WHAT THIS TASK INVOLVES
Leave out the pictures, then reproduce the rest of the material exactly.
********
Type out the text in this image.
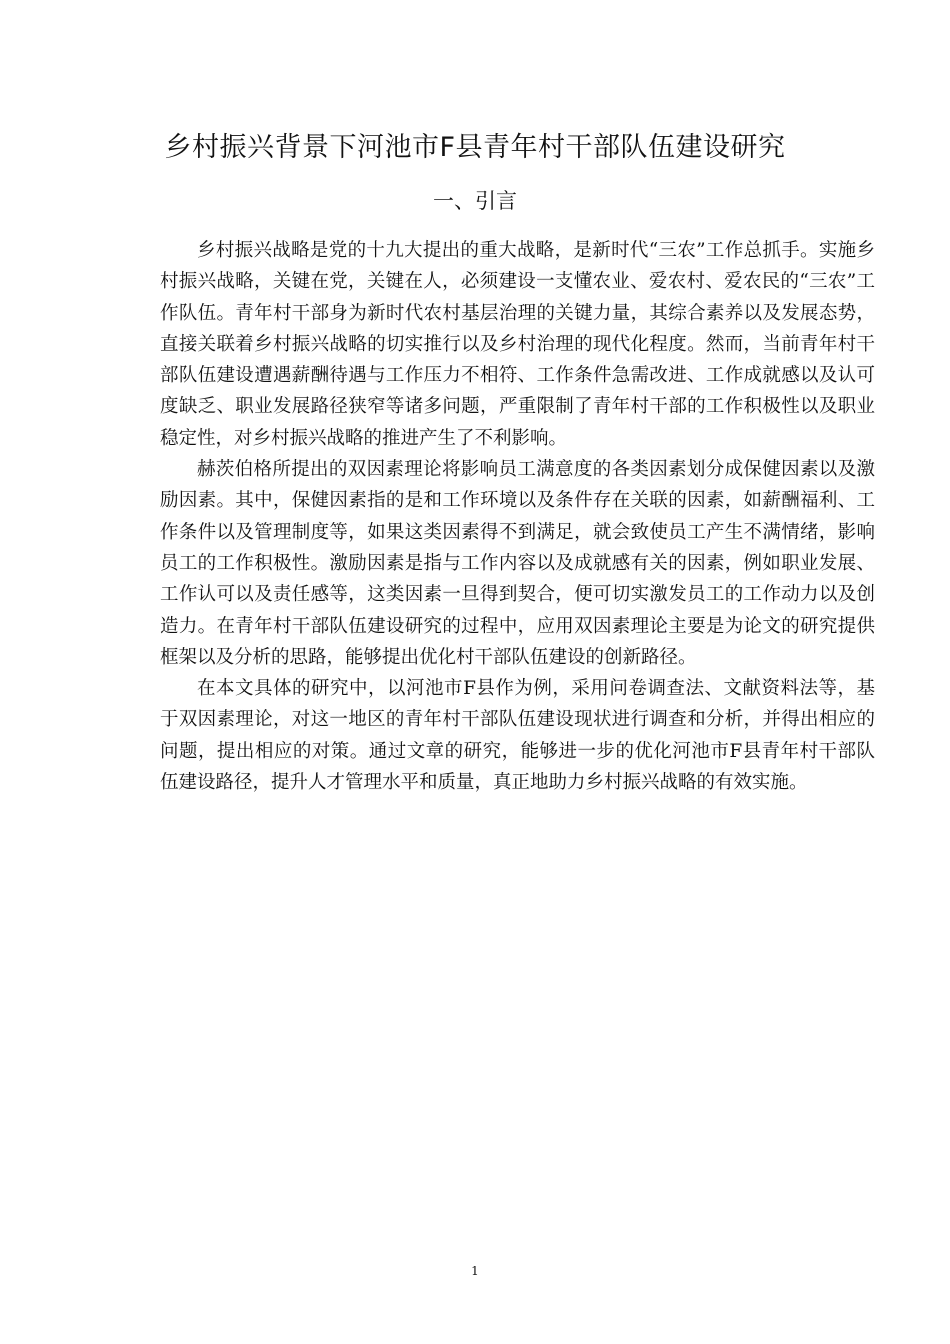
乡村振兴背景下河池市F县青年村干部队伍建设研究
一、引言

乡村振兴战略是党的十九大提出的重大战略，是新时代“三农”工作总抓手。实施乡村振兴战略，关键在党，关键在人，必须建设一支懂农业、爱农村、爱农民的“三农”工作队伍。青年村干部身为新时代农村基层治理的关键力量，其综合素养以及发展态势，直接关联着乡村振兴战略的切实推行以及乡村治理的现代化程度。然而，当前青年村干部队伍建设遭遇薪酬待遇与工作压力不相符、工作条件急需改进、工作成就感以及认可度缺乏、职业发展路径狭窄等诸多问题，严重限制了青年村干部的工作积极性以及职业稳定性，对乡村振兴战略的推进产生了不利影响。

赫茨伯格所提出的双因素理论将影响员工满意度的各类因素划分成保健因素以及激励因素。其中，保健因素指的是和工作环境以及条件存在关联的因素，如薪酬福利、工作条件以及管理制度等，如果这类因素得不到满足，就会致使员工产生不满情绪，影响员工的工作积极性。激励因素是指与工作内容以及成就感有关的因素，例如职业发展、工作认可以及责任感等，这类因素一旦得到契合，便可切实激发员工的工作动力以及创造力。在青年村干部队伍建设研究的过程中，应用双因素理论主要是为论文的研究提供框架以及分析的思路，能够提出优化村干部队伍建设的创新路径。

在本文具体的研究中，以河池市F县作为例，采用问卷调查法、文献资料法等，基于双因素理论，对这一地区的青年村干部队伍建设现状进行调查和分析，并得出相应的问题，提出相应的对策。通过文章的研究，能够进一步的优化河池市F县青年村干部队伍建设路径，提升人才管理水平和质量，真正地助力乡村振兴战略的有效实施。

1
********
SOLUTION FOR THIS PROBLEM
Type out the text in this image.
乡村振兴背景下河池市F县青年村干部队伍建设研究
一、引言

乡村振兴战略是党的十九大提出的重大战略，是新时代“三农”工作总抓手。实施乡村振兴战略，关键在党，关键在人，必须建设一支懂农业、爱农村、爱农民的“三农”工作队伍。青年村干部身为新时代农村基层治理的关键力量，其综合素养以及发展态势，直接关联着乡村振兴战略的切实推行以及乡村治理的现代化程度。然而，当前青年村干部队伍建设遭遇薪酬待遇与工作压力不相符、工作条件急需改进、工作成就感以及认可度缺乏、职业发展路径狭窄等诸多问题，严重限制了青年村干部的工作积极性以及职业稳定性，对乡村振兴战略的推进产生了不利影响。

赫茨伯格所提出的双因素理论将影响员工满意度的各类因素划分成保健因素以及激励因素。其中，保健因素指的是和工作环境以及条件存在关联的因素，如薪酬福利、工作条件以及管理制度等，如果这类因素得不到满足，就会致使员工产生不满情绪，影响员工的工作积极性。激励因素是指与工作内容以及成就感有关的因素，例如职业发展、工作认可以及责任感等，这类因素一旦得到契合，便可切实激发员工的工作动力以及创造力。在青年村干部队伍建设研究的过程中，应用双因素理论主要是为论文的研究提供框架以及分析的思路，能够提出优化村干部队伍建设的创新路径。

在本文具体的研究中，以河池市F县作为例，采用问卷调查法、文献资料法等，基于双因素理论，对这一地区的青年村干部队伍建设现状进行调查和分析，并得出相应的问题，提出相应的对策。通过文章的研究，能够进一步的优化河池市F县青年村干部队伍建设路径，提升人才管理水平和质量，真正地助力乡村振兴战略的有效实施。

1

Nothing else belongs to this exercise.